REQUIRED WORK: In your copy, reproduce the entries exactly as they are, minus the images.

----------------------------------------

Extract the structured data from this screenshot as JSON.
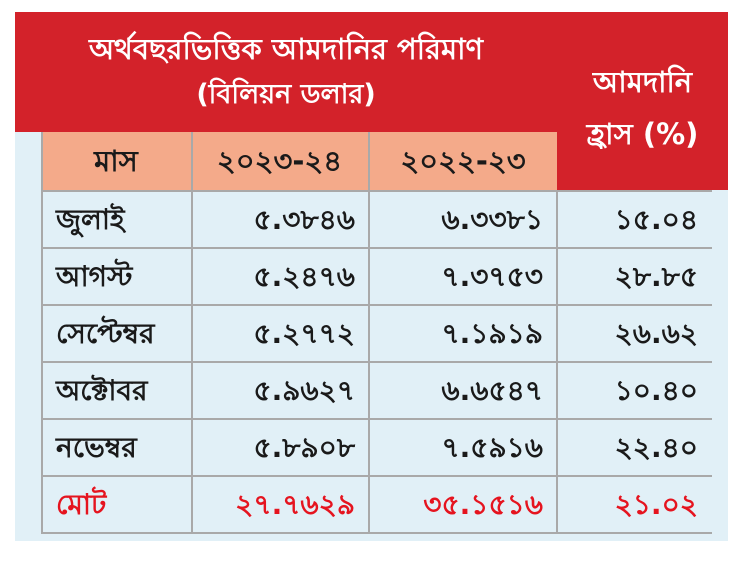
{
  "chart_data": {
    "type": "table",
    "title": "অর্থবছরভিত্তিক আমদানির পরিমাণ",
    "subtitle": "(বিলিয়ন ডলার)",
    "columns": [
      "মাস",
      "২০২৩-২৪",
      "২০২২-২৩"
    ],
    "drop_header": [
      "আমদানি",
      "হ্রাস (%)"
    ],
    "rows": [
      {
        "month": "জুলাই",
        "fy2324": "৫.৩৮৪৬",
        "fy2223": "৬.৩৩৮১",
        "drop": "১৫.০৪"
      },
      {
        "month": "আগস্ট",
        "fy2324": "৫.২৪৭৬",
        "fy2223": "৭.৩৭৫৩",
        "drop": "২৮.৮৫"
      },
      {
        "month": "সেপ্টেম্বর",
        "fy2324": "৫.২৭৭২",
        "fy2223": "৭.১৯১৯",
        "drop": "২৬.৬২"
      },
      {
        "month": "অক্টোবর",
        "fy2324": "৫.৯৬২৭",
        "fy2223": "৬.৬৫৪৭",
        "drop": "১০.৪০"
      },
      {
        "month": "নভেম্বর",
        "fy2324": "৫.৮৯০৮",
        "fy2223": "৭.৫৯১৬",
        "drop": "২২.৪০"
      }
    ],
    "total": {
      "month": "মোট",
      "fy2324": "২৭.৭৬২৯",
      "fy2223": "৩৫.১৫১৬",
      "drop": "২১.০২"
    }
  },
  "colors": {
    "header_red": "#d3222a",
    "subheader_salmon": "#f4aa8a",
    "body_blue": "#e1f0f7",
    "total_text": "#e5141f",
    "grid": "#a9a9a9"
  }
}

----------------------------------------

SOLUTION TO THE EXERCISE:
Extract the structured data from this screenshot as JSON.
{
  "chart_data": {
    "type": "table",
    "title": "অর্থবছরভিত্তিক আমদানির পরিমাণ",
    "subtitle": "(বিলিয়ন ডলার)",
    "columns": [
      "মাস",
      "২০২৩-২৪",
      "২০২২-২৩"
    ],
    "drop_header": [
      "আমদানি",
      "হ্রাস (%)"
    ],
    "rows": [
      {
        "month": "জুলাই",
        "fy2324": "৫.৩৮৪৬",
        "fy2223": "৬.৩৩৮১",
        "drop": "১৫.০৪"
      },
      {
        "month": "আগস্ট",
        "fy2324": "৫.২৪৭৬",
        "fy2223": "৭.৩৭৫৩",
        "drop": "২৮.৮৫"
      },
      {
        "month": "সেপ্টেম্বর",
        "fy2324": "৫.২৭৭২",
        "fy2223": "৭.১৯১৯",
        "drop": "২৬.৬২"
      },
      {
        "month": "অক্টোবর",
        "fy2324": "৫.৯৬২৭",
        "fy2223": "৬.৬৫৪৭",
        "drop": "১০.৪০"
      },
      {
        "month": "নভেম্বর",
        "fy2324": "৫.৮৯০৮",
        "fy2223": "৭.৫৯১৬",
        "drop": "২২.৪০"
      }
    ],
    "total": {
      "month": "মোট",
      "fy2324": "২৭.৭৬২৯",
      "fy2223": "৩৫.১৫১৬",
      "drop": "২১.০২"
    }
  },
  "colors": {
    "header_red": "#d3222a",
    "subheader_salmon": "#f4aa8a",
    "body_blue": "#e1f0f7",
    "total_text": "#e5141f",
    "grid": "#a9a9a9"
  }
}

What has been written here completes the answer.